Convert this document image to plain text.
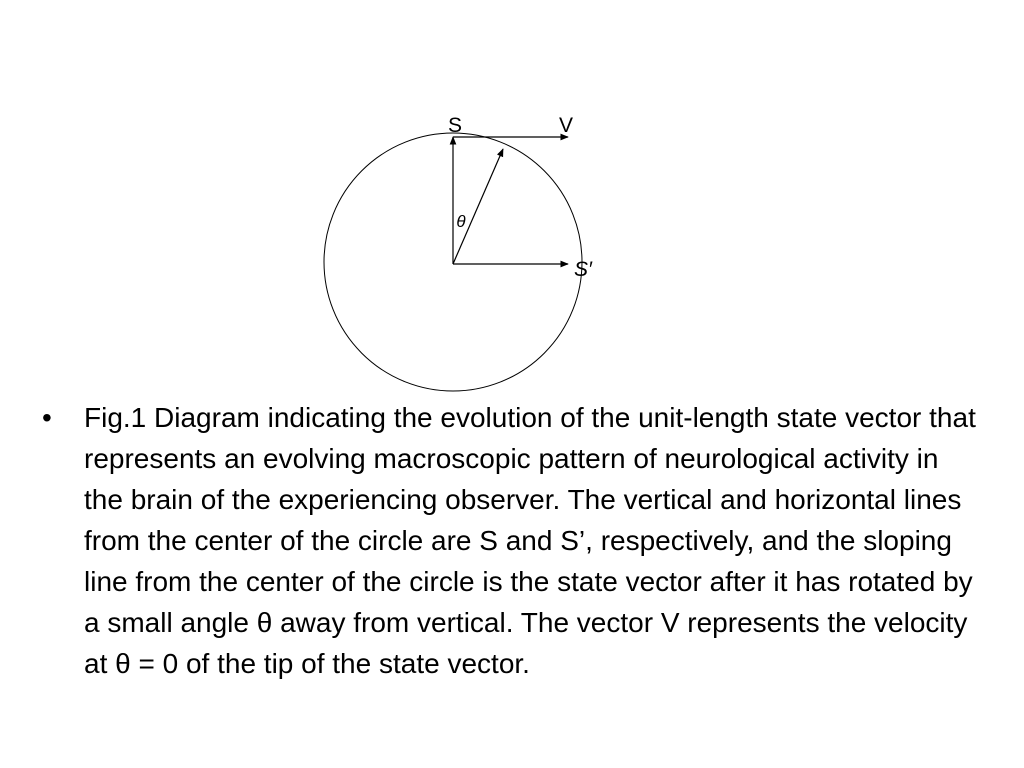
S	V
θ
S′
•	Fig.1 Diagram indicating the evolution of the unit-length state vector that represents an evolving macroscopic pattern of neurological activity in the brain of the experiencing observer. The vertical and horizontal lines from the center of the circle are S and S’, respectively, and the sloping line from the center of the circle is the state vector after it has rotated by a small angle θ away from vertical. The vector V represents the velocity at θ = 0 of the tip of the state vector.
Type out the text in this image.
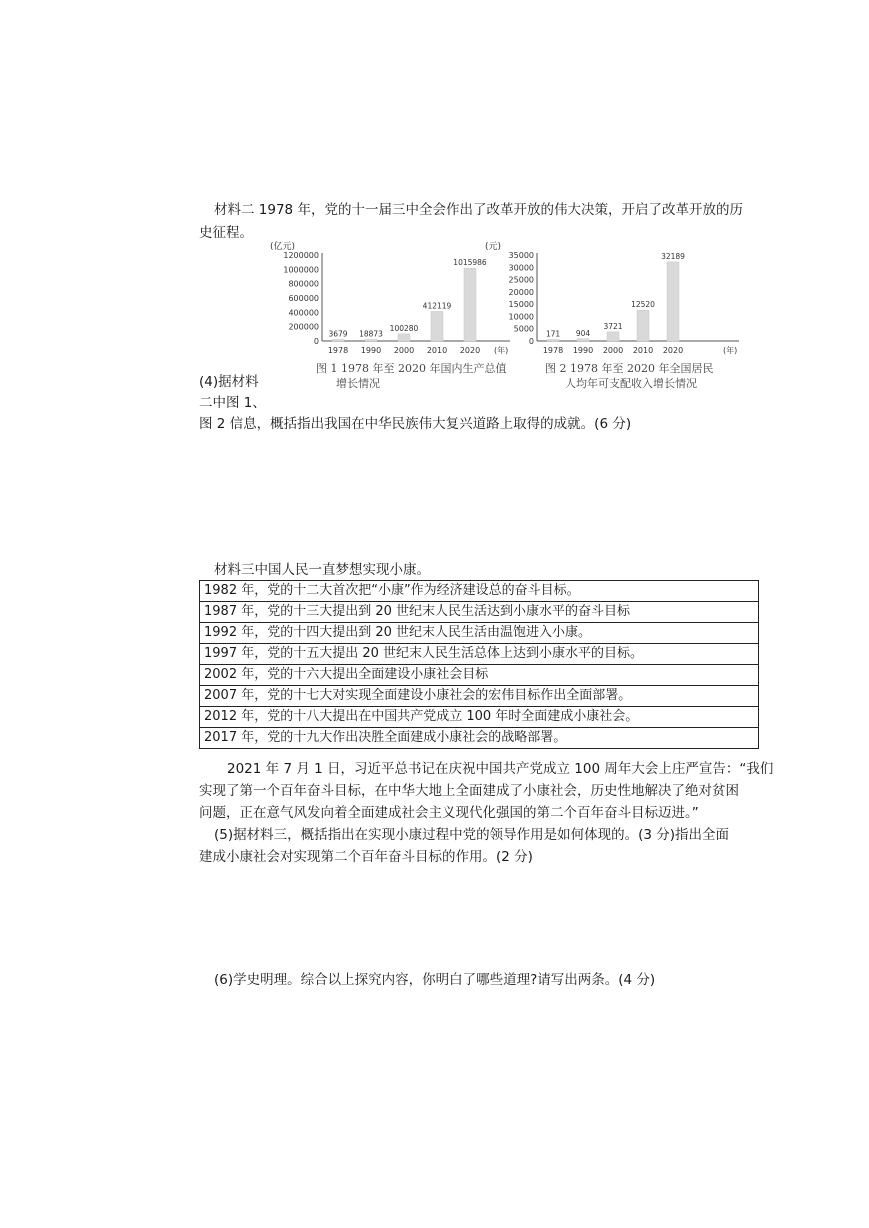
材料二 1978 年，党的十一届三中全会作出了改革开放的伟大决策，开启了改革开放的历
史征程。
(亿元)
1200000
1000000
800000
600000
400000
200000
0
3679
1978
18873
1990
100280
2000
412119
2010
1015986
2020 (年)
图 1 1978 年至 2020 年国内生产总值
增长情况
(元)
35000
30000
25000
20000
15000
10000
5000
0
171
1978
904
1990
3721
2000
12520
2010
32189
2020	(年)
图 2 1978 年至 2020 年全国居民
人均年可支配收入增长情况
(4)据材料
二中图 1、
图 2 信息，概括指出我国在中华民族伟大复兴道路上取得的成就。(6 分)
材料三中国人民一直梦想实现小康。
1982 年，党的十二大首次把“小康”作为经济建设总的奋斗目标。
1987 年，党的十三大提出到 20 世纪末人民生活达到小康水平的奋斗目标
1992 年，党的十四大提出到 20 世纪末人民生活由温饱进入小康。
1997 年，党的十五大提出 20 世纪末人民生活总体上达到小康水平的目标。
2002 年，党的十六大提出全面建设小康社会目标
2007 年，党的十七大对实现全面建设小康社会的宏伟目标作出全面部署。
2012 年，党的十八大提出在中国共产党成立 100 年时全面建成小康社会。
2017 年，党的十九大作出决胜全面建成小康社会的战略部署。
2021 年 7 月 1 日，习近平总书记在庆祝中国共产党成立 100 周年大会上庄严宣告：“我们
实现了第一个百年奋斗目标，在中华大地上全面建成了小康社会，历史性地解决了绝对贫困
问题，正在意气风发向着全面建成社会主义现代化强国的第二个百年奋斗目标迈进。”
(5)据材料三，概括指出在实现小康过程中党的领导作用是如何体现的。(3 分)指出全面
建成小康社会对实现第二个百年奋斗目标的作用。(2 分)
(6)学史明理。综合以上探究内容，你明白了哪些道理?请写出两条。(4 分)
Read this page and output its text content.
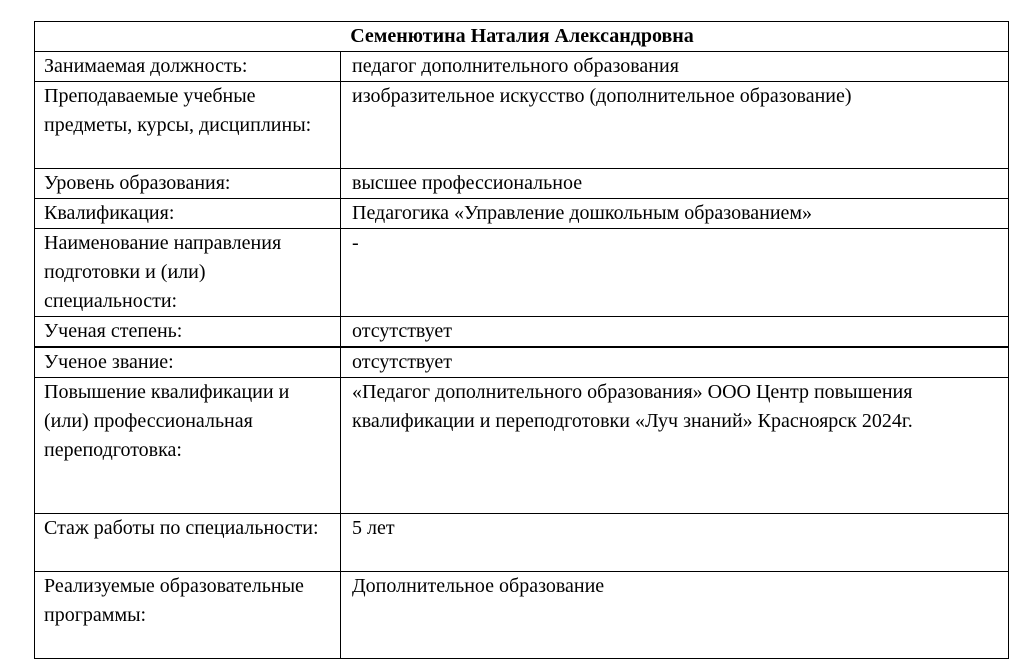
Семенютина Наталия Александровна	
Занимаемая должность:	педагог дополнительного образования
Преподаваемые учебные предметы, курсы, дисциплины:	изобразительное искусство (дополнительное образование)
Уровень образования:	высшее профессиональное
Квалификация:	Педагогика «Управление дошкольным образованием»
Наименование направления подготовки и (или) специальности:	-
Ученая степень:	отсутствует
Ученое звание:	отсутствует
Повышение квалификации и (или) профессиональная переподготовка:	«Педагог дополнительного образования» ООО Центр повышения квалификации и переподготовки «Луч знаний» Красноярск 2024г.
Стаж работы по специальности:	5 лет
Реализуемые образовательные программы:	Дополнительное образование
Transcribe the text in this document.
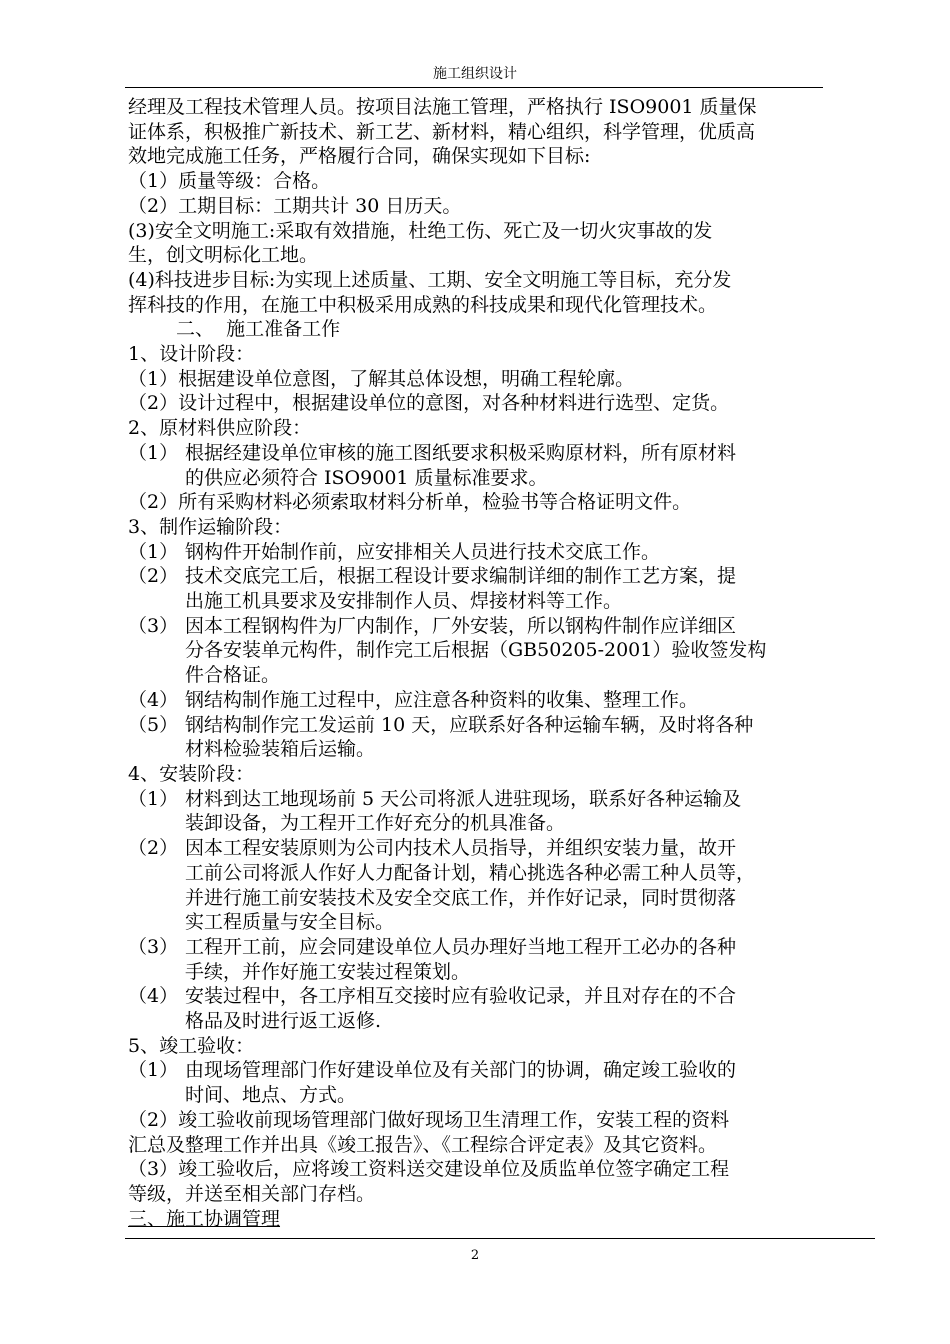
施工组织设计
经理及工程技术管理人员。按项目法施工管理，严格执行 ISO9001 质量保
证体系，积极推广新技术、新工艺、新材料，精心组织，科学管理，优质高
效地完成施工任务，严格履行合同，确保实现如下目标:
（1）质量等级：合格。
（2）工期目标：工期共计 30 日历天。
(3)安全文明施工:采取有效措施，杜绝工伤、死亡及一切火灾事故的发
生，创文明标化工地。
(4)科技进步目标:为实现上述质量、工期、安全文明施工等目标，充分发
挥科技的作用，在施工中积极采用成熟的科技成果和现代化管理技术。
二、  施工准备工作
1、设计阶段：
（1）根据建设单位意图，了解其总体设想，明确工程轮廓。
（2）设计过程中，根据建设单位的意图，对各种材料进行选型、定货。
2、原材料供应阶段：
（1） 根据经建设单位审核的施工图纸要求积极采购原材料，所有原材料
的供应必须符合 ISO9001 质量标准要求。
（2）所有采购材料必须索取材料分析单，检验书等合格证明文件。
3、制作运输阶段：
（1） 钢构件开始制作前，应安排相关人员进行技术交底工作。
（2） 技术交底完工后，根据工程设计要求编制详细的制作工艺方案，提
出施工机具要求及安排制作人员、焊接材料等工作。
（3） 因本工程钢构件为厂内制作，厂外安装，所以钢构件制作应详细区
分各安装单元构件，制作完工后根据（GB50205-2001）验收签发构
件合格证。
（4） 钢结构制作施工过程中，应注意各种资料的收集、整理工作。
（5） 钢结构制作完工发运前 10 天，应联系好各种运输车辆，及时将各种
材料检验装箱后运输。
4、安装阶段：
（1） 材料到达工地现场前 5 天公司将派人进驻现场，联系好各种运输及
装卸设备，为工程开工作好充分的机具准备。
（2） 因本工程安装原则为公司内技术人员指导，并组织安装力量，故开
工前公司将派人作好人力配备计划，精心挑选各种必需工种人员等，
并进行施工前安装技术及安全交底工作，并作好记录，同时贯彻落
实工程质量与安全目标。
（3） 工程开工前，应会同建设单位人员办理好当地工程开工必办的各种
手续，并作好施工安装过程策划。
（4） 安装过程中，各工序相互交接时应有验收记录，并且对存在的不合
格品及时进行返工返修.
5、竣工验收：
（1） 由现场管理部门作好建设单位及有关部门的协调，确定竣工验收的
时间、地点、方式。
（2）竣工验收前现场管理部门做好现场卫生清理工作，安装工程的资料
汇总及整理工作并出具《竣工报告》、《工程综合评定表》及其它资料。
（3）竣工验收后，应将竣工资料送交建设单位及质监单位签字确定工程
等级，并送至相关部门存档。
三、施工协调管理
2
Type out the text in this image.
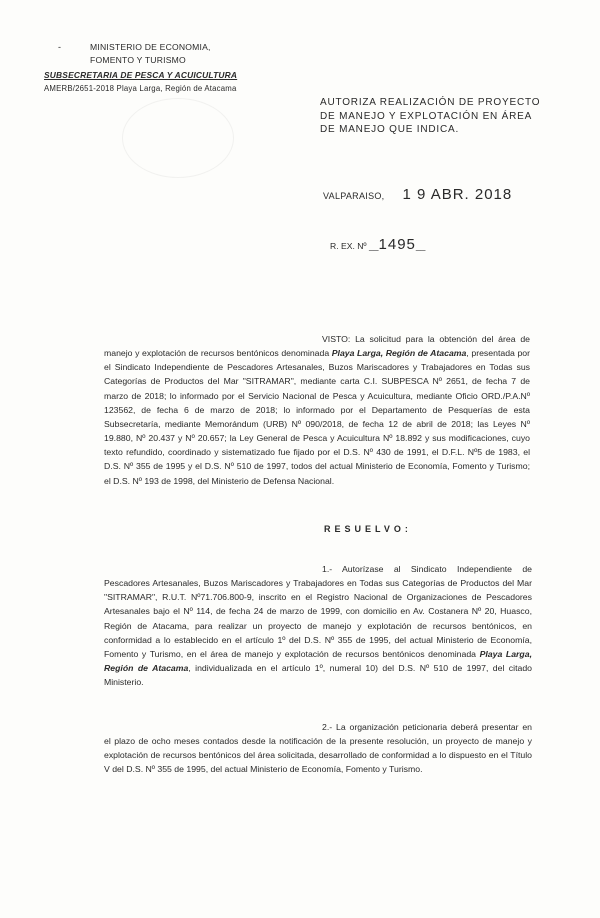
-	MINISTERIO DE ECONOMIA,
FOMENTO Y TURISMO
SUBSECRETARIA DE PESCA Y ACUICULTURA
AMERB/2651-2018 Playa Larga, Región de Atacama
AUTORIZA REALIZACIÓN DE PROYECTO DE MANEJO Y EXPLOTACIÓN EN ÁREA DE MANEJO QUE INDICA.
VALPARAISO, 1 9 ABR. 2018
R. EX. Nº __1495__
VISTO: La solicitud para la obtención del área de manejo y explotación de recursos bentónicos denominada Playa Larga, Región de Atacama, presentada por el Sindicato Independiente de Pescadores Artesanales, Buzos Mariscadores y Trabajadores en Todas sus Categorías de Productos del Mar "SITRAMAR", mediante carta C.I. SUBPESCA Nº 2651, de fecha 7 de marzo de 2018; lo informado por el Servicio Nacional de Pesca y Acuicultura, mediante Oficio ORD./P.A.Nº 123562, de fecha 6 de marzo de 2018; lo informado por el Departamento de Pesquerías de esta Subsecretaría, mediante Memorándum (URB) Nº 090/2018, de fecha 12 de abril de 2018; las Leyes Nº 19.880, Nº 20.437 y Nº 20.657; la Ley General de Pesca y Acuicultura Nº 18.892 y sus modificaciones, cuyo texto refundido, coordinado y sistematizado fue fijado por el D.S. Nº 430 de 1991, el D.F.L. Nº5 de 1983, el D.S. Nº 355 de 1995 y el D.S. Nº 510 de 1997, todos del actual Ministerio de Economía, Fomento y Turismo; el D.S. Nº 193 de 1998, del Ministerio de Defensa Nacional.
RESUELVO:
1.- Autorízase al Sindicato Independiente de Pescadores Artesanales, Buzos Mariscadores y Trabajadores en Todas sus Categorías de Productos del Mar "SITRAMAR", R.U.T. Nº71.706.800-9, inscrito en el Registro Nacional de Organizaciones de Pescadores Artesanales bajo el Nº 114, de fecha 24 de marzo de 1999, con domicilio en Av. Costanera Nº 20, Huasco, Región de Atacama, para realizar un proyecto de manejo y explotación de recursos bentónicos, en conformidad a lo establecido en el artículo 1º del D.S. Nº 355 de 1995, del actual Ministerio de Economía, Fomento y Turismo, en el área de manejo y explotación de recursos bentónicos denominada Playa Larga, Región de Atacama, individualizada en el artículo 1º, numeral 10) del D.S. Nº 510 de 1997, del citado Ministerio.
2.- La organización peticionaria deberá presentar en el plazo de ocho meses contados desde la notificación de la presente resolución, un proyecto de manejo y explotación de recursos bentónicos del área solicitada, desarrollado de conformidad a lo dispuesto en el Título V del D.S. Nº 355 de 1995, del actual Ministerio de Economía, Fomento y Turismo.
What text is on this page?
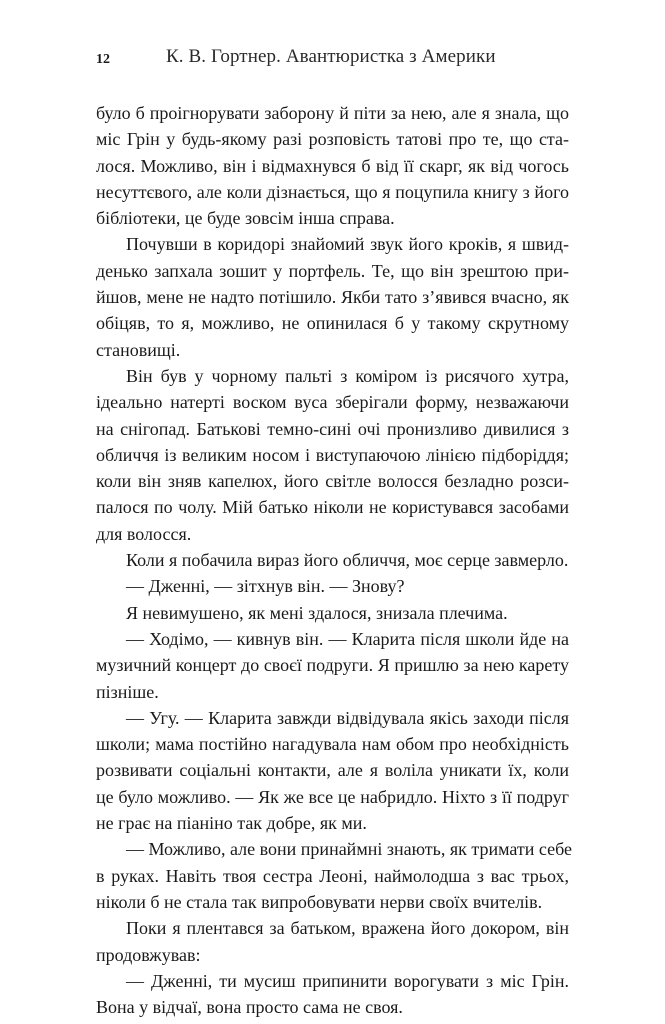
12	К. В. Гортнер. Авантюристка з Америки
було б проігнорувати заборону й піти за нею, але я знала, що
міс Грін у будь-якому разі розповість татові про те, що ста-
лося. Можливо, він і відмахнувся б від її скарг, як від чогось
несуттєвого, але коли дізнається, що я поцупила книгу з його
бібліотеки, це буде зовсім інша справа.
Почувши в коридорі знайомий звук його кроків, я швид-
денько запхала зошит у портфель. Те, що він зрештою при-
йшов, мене не надто потішило. Якби тато з’явився вчасно, як
обіцяв, то я, можливо, не опинилася б у такому скрутному
становищі.
Він був у чорному пальті з коміром із рисячого хутра,
ідеально натерті воском вуса зберігали форму, незважаючи
на снігопад. Батькові темно-сині очі пронизливо дивилися з
обличчя із великим носом і виступаючою лінією підборіддя;
коли він зняв капелюх, його світле волосся безладно розси-
палося по чолу. Мій батько ніколи не користувався засобами
для волосся.
Коли я побачила вираз його обличчя, моє серце завмерло.
— Дженні, — зітхнув він. — Знову?
Я невимушено, як мені здалося, знизала плечима.
— Ходімо, — кивнув він. — Кларита після школи йде на
музичний концерт до своєї подруги. Я пришлю за нею карету
пізніше.
— Угу. — Кларита завжди відвідувала якісь заходи після
школи; мама постійно нагадувала нам обом про необхідність
розвивати соціальні контакти, але я воліла уникати їх, коли
це було можливо. — Як же все це набридло. Ніхто з її подруг
не грає на піаніно так добре, як ми.
— Можливо, але вони принаймні знають, як тримати себе
в руках. Навіть твоя сестра Леоні, наймолодша з вас трьох,
ніколи б не стала так випробовувати нерви своїх вчителів.
Поки я плентався за батьком, вражена його докором, він
продовжував:
— Дженні, ти мусиш припинити ворогувати з міс Грін.
Вона у відчаї, вона просто сама не своя.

* * * * * * * * *

§ **PROBLEM STATEMENT**: Pull out each line holding the string "Дженні".

§ **WRITTEN REPLY**:
— Дженні, — зітхнув він. — Знову?
— Дженні, ти мусиш припинити ворогувати з міс Грін.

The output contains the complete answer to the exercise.